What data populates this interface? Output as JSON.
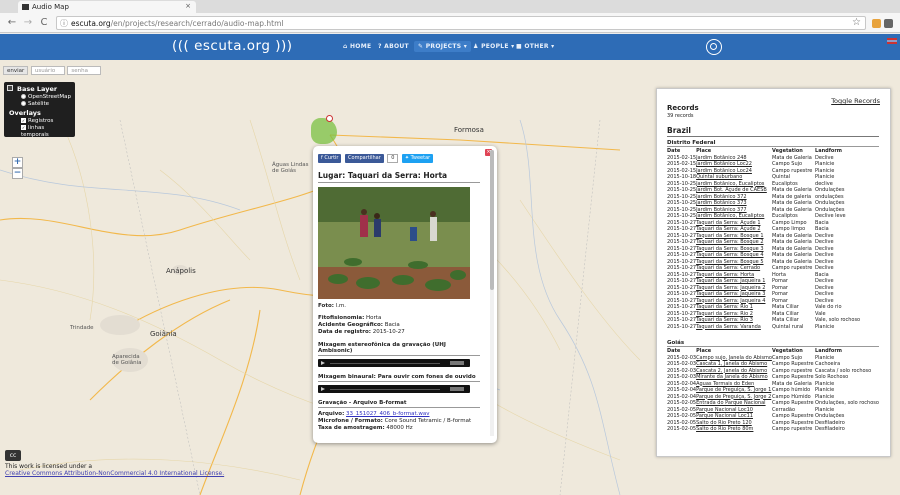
{
  "browser": {
    "tab_title": "Audio Map",
    "tab_close": "×",
    "url_domain": "escuta.org",
    "url_path": "/en/projects/research/cerrado/audio-map.html",
    "info_icon": "ⓘ",
    "star_icon": "☆",
    "back_icon": "←",
    "forward_icon": "→",
    "reload_icon": "C"
  },
  "site": {
    "brand": "((( escuta.org )))",
    "nav": {
      "home": "⌂ HOME",
      "about": "? ABOUT",
      "projects": "✎ PROJECTS ▾",
      "people": "♟ PEOPLE ▾",
      "other": "■ OTHER ▾"
    }
  },
  "map": {
    "send_button": "enviar",
    "field1_placeholder": "usuário",
    "field2_placeholder": "senha",
    "layers": {
      "base_heading": "Base Layer",
      "base_options": [
        "OpenStreetMap",
        "Satélite"
      ],
      "overlay_heading": "Overlays",
      "overlay_options": [
        "Registros",
        "linhas temporais"
      ]
    },
    "zoom_in": "+",
    "zoom_out": "−",
    "cities": {
      "formosa": "Formosa",
      "aguas_lindas": "Águas Lindas\nde Goiás",
      "goiania": "Goiânia",
      "anapolis": "Anápolis",
      "trindade": "Trindade",
      "aparecida": "Aparecida\nde Goiânia"
    },
    "license_badge": "cc",
    "license_text": "This work is licensed under a",
    "license_link": "Creative Commons Attribution-NonCommercial 4.0 International License."
  },
  "popup": {
    "close": "×",
    "share": {
      "curtir": "f Curtir",
      "compartilhar": "Compartilhar",
      "count": "0",
      "tweetar": "✦ Tweetar"
    },
    "title": "Lugar: Taquari da Serra: Horta",
    "foto_label": "Foto:",
    "foto_value": "l.m.",
    "fitofisionomia_label": "Fitofisionomia:",
    "fitofisionomia_value": "Horta",
    "acidente_label": "Acidente Geográfico:",
    "acidente_value": "Bacia",
    "data_label": "Data de registro:",
    "data_value": "2015-10-27",
    "sec_stereo": "Mixagem estereofônica da gravação (UHJ Ambisonic)",
    "sec_binaural": "Mixagem binaural: Para ouvir com fones de ouvido",
    "sec_bformat": "Gravação - Arquivo B-format",
    "arquivo_label": "Arquivo:",
    "arquivo_value": "33_151027_406_b-format.wav",
    "microfone_label": "Microfone / Formato:",
    "microfone_value": "Core Sound Tetramic / B-format",
    "taxa_label": "Taxa de amostragem:",
    "taxa_value": "48000 Hz"
  },
  "records": {
    "toggle": "Toggle Records",
    "title": "Records",
    "count": "39 records",
    "country": "Brazil",
    "columns": [
      "Date",
      "Place",
      "Vegetation",
      "Landform"
    ],
    "regions": [
      {
        "name": "Distrito Federal",
        "rows": [
          [
            "2015-02-15",
            "Jardim Botânico 248",
            "Mata de Galeria",
            "Declive"
          ],
          [
            "2015-02-15",
            "Jardim Botânico Loc22",
            "Campo Sujo",
            "Planície"
          ],
          [
            "2015-02-15",
            "Jardim Botânico Loc24",
            "Campo rupestre",
            "Planície"
          ],
          [
            "2015-10-18",
            "Quintal suburbano",
            "Quintal",
            "Planície"
          ],
          [
            "2015-10-25",
            "Jardim Botânico, Eucaliptos",
            "Eucaliptos",
            "declive"
          ],
          [
            "2015-10-25",
            "Jardim Bot. Açude de CAESB",
            "Mata de Galeria",
            "Ondulações"
          ],
          [
            "2015-10-25",
            "Jardim Botânico 372",
            "Mata de galeria",
            "ondulações"
          ],
          [
            "2015-10-25",
            "Jardim Botânico 373",
            "Mata de Galeria",
            "Ondulações"
          ],
          [
            "2015-10-25",
            "Jardim Botânico 377",
            "Mata de Galeria",
            "Ondulações"
          ],
          [
            "2015-10-25",
            "Jardim Botânico, Eucaliptos",
            "Eucaliptos",
            "Declive leve"
          ],
          [
            "2015-10-27",
            "Taquari da Serra: Açude 1",
            "Campo Limpo",
            "Bacia"
          ],
          [
            "2015-10-27",
            "Taquari da Serra: Açude 2",
            "Campo limpo",
            "Bacia"
          ],
          [
            "2015-10-27",
            "Taquari da Serra: Bosque 1",
            "Mata de Galeria",
            "Declive"
          ],
          [
            "2015-10-27",
            "Taquari da Serra: Bosque 2",
            "Mata de Galeria",
            "Declive"
          ],
          [
            "2015-10-27",
            "Taquari da Serra: Bosque 3",
            "Mata de Galeria",
            "Declive"
          ],
          [
            "2015-10-27",
            "Taquari da Serra: Bosque 4",
            "Mata de Galeria",
            "Declive"
          ],
          [
            "2015-10-27",
            "Taquari da Serra: Bosque 5",
            "Mata de Galeria",
            "Declive"
          ],
          [
            "2015-10-27",
            "Taquari da Serra: Cerrado",
            "Campo rupestre",
            "Declive"
          ],
          [
            "2015-10-27",
            "Taquari da Serra: Horta",
            "Horta",
            "Bacia"
          ],
          [
            "2015-10-27",
            "Taquari da Serra: Jaqueira 1",
            "Pomar",
            "Declive"
          ],
          [
            "2015-10-27",
            "Taquari da Serra: Jaqueira 2",
            "Pomar",
            "Declive"
          ],
          [
            "2015-10-27",
            "Taquari da Serra: Jaqueira 3",
            "Pomar",
            "Declive"
          ],
          [
            "2015-10-27",
            "Taquari da Serra: Jaqueira 4",
            "Pomar",
            "Declive"
          ],
          [
            "2015-10-27",
            "Taquari da Serra: Rio 1",
            "Mata Ciliar",
            "Vale do rio"
          ],
          [
            "2015-10-27",
            "Taquari da Serra: Rio 2",
            "Mata Ciliar",
            "Vale"
          ],
          [
            "2015-10-27",
            "Taquari da Serra: Rio 3",
            "Mata Ciliar",
            "Vale, solo rochoso"
          ],
          [
            "2015-10-27",
            "Taquari da Serra: Varanda",
            "Quintal rural",
            "Planície"
          ]
        ]
      },
      {
        "name": "Goiás",
        "rows": [
          [
            "2015-02-03",
            "Campo sujo, Janela do Abismo",
            "Campo Sujo",
            "Planície"
          ],
          [
            "2015-02-03",
            "Cascata 1, Janela do Abismo",
            "Campo Rupestre",
            "Cachoeira"
          ],
          [
            "2015-02-03",
            "Cascata 2, Janela do Abismo",
            "Campo rupestre",
            "Cascata / solo rochoso"
          ],
          [
            "2015-02-03",
            "Mirante da Janela do Abismo",
            "Campo Rupestre",
            "Solo Rochoso"
          ],
          [
            "2015-02-04",
            "Aguas Termais do Éden",
            "Mata de Galeria",
            "Planície"
          ],
          [
            "2015-02-04",
            "Parque de Preguiça, S. Jorge 1",
            "Campo húmido",
            "Planície"
          ],
          [
            "2015-02-04",
            "Parque de Preguiça, S. Jorge 2",
            "Campo Húmido",
            "Planície"
          ],
          [
            "2015-02-05",
            "Entrada do Parque Nacional",
            "Campo Rupestre",
            "Ondulações, solo rochoso"
          ],
          [
            "2015-02-05",
            "Parque Nacional Loc10",
            "Cerradão",
            "Planície"
          ],
          [
            "2015-02-05",
            "Parque Nacional Loc11",
            "Campo Rupestre",
            "Ondulações"
          ],
          [
            "2015-02-05",
            "Salto do Rio Preto 120",
            "Campo Rupestre",
            "Desfiladeiro"
          ],
          [
            "2015-02-05",
            "Salto do Rio Preto 80m",
            "Campo rupestre",
            "Desfiladeiro"
          ]
        ]
      }
    ]
  },
  "colors": {
    "nav_blue": "#2e6cb6",
    "marker_red": "#cc3333",
    "area_green": "#7bc043"
  }
}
====
### TASK DIRECTIONS
Give all the entries again exactly, dropping each picture.

### CORRECT ANSWER
What data populates this interface? Output as JSON.
{
  "browser": {
    "tab_title": "Audio Map",
    "tab_close": "×",
    "url_domain": "escuta.org",
    "url_path": "/en/projects/research/cerrado/audio-map.html",
    "info_icon": "ⓘ",
    "star_icon": "☆",
    "back_icon": "←",
    "forward_icon": "→",
    "reload_icon": "C"
  },
  "site": {
    "brand": "((( escuta.org )))",
    "nav": {
      "home": "⌂ HOME",
      "about": "? ABOUT",
      "projects": "✎ PROJECTS ▾",
      "people": "♟ PEOPLE ▾",
      "other": "■ OTHER ▾"
    }
  },
  "map": {
    "send_button": "enviar",
    "field1_placeholder": "usuário",
    "field2_placeholder": "senha",
    "layers": {
      "base_heading": "Base Layer",
      "base_options": [
        "OpenStreetMap",
        "Satélite"
      ],
      "overlay_heading": "Overlays",
      "overlay_options": [
        "Registros",
        "linhas temporais"
      ]
    },
    "zoom_in": "+",
    "zoom_out": "−",
    "cities": {
      "formosa": "Formosa",
      "aguas_lindas": "Águas Lindas\nde Goiás",
      "goiania": "Goiânia",
      "anapolis": "Anápolis",
      "trindade": "Trindade",
      "aparecida": "Aparecida\nde Goiânia"
    },
    "license_badge": "cc",
    "license_text": "This work is licensed under a",
    "license_link": "Creative Commons Attribution-NonCommercial 4.0 International License."
  },
  "popup": {
    "close": "×",
    "share": {
      "curtir": "f Curtir",
      "compartilhar": "Compartilhar",
      "count": "0",
      "tweetar": "✦ Tweetar"
    },
    "title": "Lugar: Taquari da Serra: Horta",
    "foto_label": "Foto:",
    "foto_value": "l.m.",
    "fitofisionomia_label": "Fitofisionomia:",
    "fitofisionomia_value": "Horta",
    "acidente_label": "Acidente Geográfico:",
    "acidente_value": "Bacia",
    "data_label": "Data de registro:",
    "data_value": "2015-10-27",
    "sec_stereo": "Mixagem estereofônica da gravação (UHJ Ambisonic)",
    "sec_binaural": "Mixagem binaural: Para ouvir com fones de ouvido",
    "sec_bformat": "Gravação - Arquivo B-format",
    "arquivo_label": "Arquivo:",
    "arquivo_value": "33_151027_406_b-format.wav",
    "microfone_label": "Microfone / Formato:",
    "microfone_value": "Core Sound Tetramic / B-format",
    "taxa_label": "Taxa de amostragem:",
    "taxa_value": "48000 Hz"
  },
  "records": {
    "toggle": "Toggle Records",
    "title": "Records",
    "count": "39 records",
    "country": "Brazil",
    "columns": [
      "Date",
      "Place",
      "Vegetation",
      "Landform"
    ],
    "regions": [
      {
        "name": "Distrito Federal",
        "rows": [
          [
            "2015-02-15",
            "Jardim Botânico 248",
            "Mata de Galeria",
            "Declive"
          ],
          [
            "2015-02-15",
            "Jardim Botânico Loc22",
            "Campo Sujo",
            "Planície"
          ],
          [
            "2015-02-15",
            "Jardim Botânico Loc24",
            "Campo rupestre",
            "Planície"
          ],
          [
            "2015-10-18",
            "Quintal suburbano",
            "Quintal",
            "Planície"
          ],
          [
            "2015-10-25",
            "Jardim Botânico, Eucaliptos",
            "Eucaliptos",
            "declive"
          ],
          [
            "2015-10-25",
            "Jardim Bot. Açude de CAESB",
            "Mata de Galeria",
            "Ondulações"
          ],
          [
            "2015-10-25",
            "Jardim Botânico 372",
            "Mata de galeria",
            "ondulações"
          ],
          [
            "2015-10-25",
            "Jardim Botânico 373",
            "Mata de Galeria",
            "Ondulações"
          ],
          [
            "2015-10-25",
            "Jardim Botânico 377",
            "Mata de Galeria",
            "Ondulações"
          ],
          [
            "2015-10-25",
            "Jardim Botânico, Eucaliptos",
            "Eucaliptos",
            "Declive leve"
          ],
          [
            "2015-10-27",
            "Taquari da Serra: Açude 1",
            "Campo Limpo",
            "Bacia"
          ],
          [
            "2015-10-27",
            "Taquari da Serra: Açude 2",
            "Campo limpo",
            "Bacia"
          ],
          [
            "2015-10-27",
            "Taquari da Serra: Bosque 1",
            "Mata de Galeria",
            "Declive"
          ],
          [
            "2015-10-27",
            "Taquari da Serra: Bosque 2",
            "Mata de Galeria",
            "Declive"
          ],
          [
            "2015-10-27",
            "Taquari da Serra: Bosque 3",
            "Mata de Galeria",
            "Declive"
          ],
          [
            "2015-10-27",
            "Taquari da Serra: Bosque 4",
            "Mata de Galeria",
            "Declive"
          ],
          [
            "2015-10-27",
            "Taquari da Serra: Bosque 5",
            "Mata de Galeria",
            "Declive"
          ],
          [
            "2015-10-27",
            "Taquari da Serra: Cerrado",
            "Campo rupestre",
            "Declive"
          ],
          [
            "2015-10-27",
            "Taquari da Serra: Horta",
            "Horta",
            "Bacia"
          ],
          [
            "2015-10-27",
            "Taquari da Serra: Jaqueira 1",
            "Pomar",
            "Declive"
          ],
          [
            "2015-10-27",
            "Taquari da Serra: Jaqueira 2",
            "Pomar",
            "Declive"
          ],
          [
            "2015-10-27",
            "Taquari da Serra: Jaqueira 3",
            "Pomar",
            "Declive"
          ],
          [
            "2015-10-27",
            "Taquari da Serra: Jaqueira 4",
            "Pomar",
            "Declive"
          ],
          [
            "2015-10-27",
            "Taquari da Serra: Rio 1",
            "Mata Ciliar",
            "Vale do rio"
          ],
          [
            "2015-10-27",
            "Taquari da Serra: Rio 2",
            "Mata Ciliar",
            "Vale"
          ],
          [
            "2015-10-27",
            "Taquari da Serra: Rio 3",
            "Mata Ciliar",
            "Vale, solo rochoso"
          ],
          [
            "2015-10-27",
            "Taquari da Serra: Varanda",
            "Quintal rural",
            "Planície"
          ]
        ]
      },
      {
        "name": "Goiás",
        "rows": [
          [
            "2015-02-03",
            "Campo sujo, Janela do Abismo",
            "Campo Sujo",
            "Planície"
          ],
          [
            "2015-02-03",
            "Cascata 1, Janela do Abismo",
            "Campo Rupestre",
            "Cachoeira"
          ],
          [
            "2015-02-03",
            "Cascata 2, Janela do Abismo",
            "Campo rupestre",
            "Cascata / solo rochoso"
          ],
          [
            "2015-02-03",
            "Mirante da Janela do Abismo",
            "Campo Rupestre",
            "Solo Rochoso"
          ],
          [
            "2015-02-04",
            "Aguas Termais do Éden",
            "Mata de Galeria",
            "Planície"
          ],
          [
            "2015-02-04",
            "Parque de Preguiça, S. Jorge 1",
            "Campo húmido",
            "Planície"
          ],
          [
            "2015-02-04",
            "Parque de Preguiça, S. Jorge 2",
            "Campo Húmido",
            "Planície"
          ],
          [
            "2015-02-05",
            "Entrada do Parque Nacional",
            "Campo Rupestre",
            "Ondulações, solo rochoso"
          ],
          [
            "2015-02-05",
            "Parque Nacional Loc10",
            "Cerradão",
            "Planície"
          ],
          [
            "2015-02-05",
            "Parque Nacional Loc11",
            "Campo Rupestre",
            "Ondulações"
          ],
          [
            "2015-02-05",
            "Salto do Rio Preto 120",
            "Campo Rupestre",
            "Desfiladeiro"
          ],
          [
            "2015-02-05",
            "Salto do Rio Preto 80m",
            "Campo rupestre",
            "Desfiladeiro"
          ]
        ]
      }
    ]
  },
  "colors": {
    "nav_blue": "#2e6cb6",
    "marker_red": "#cc3333",
    "area_green": "#7bc043"
  }
}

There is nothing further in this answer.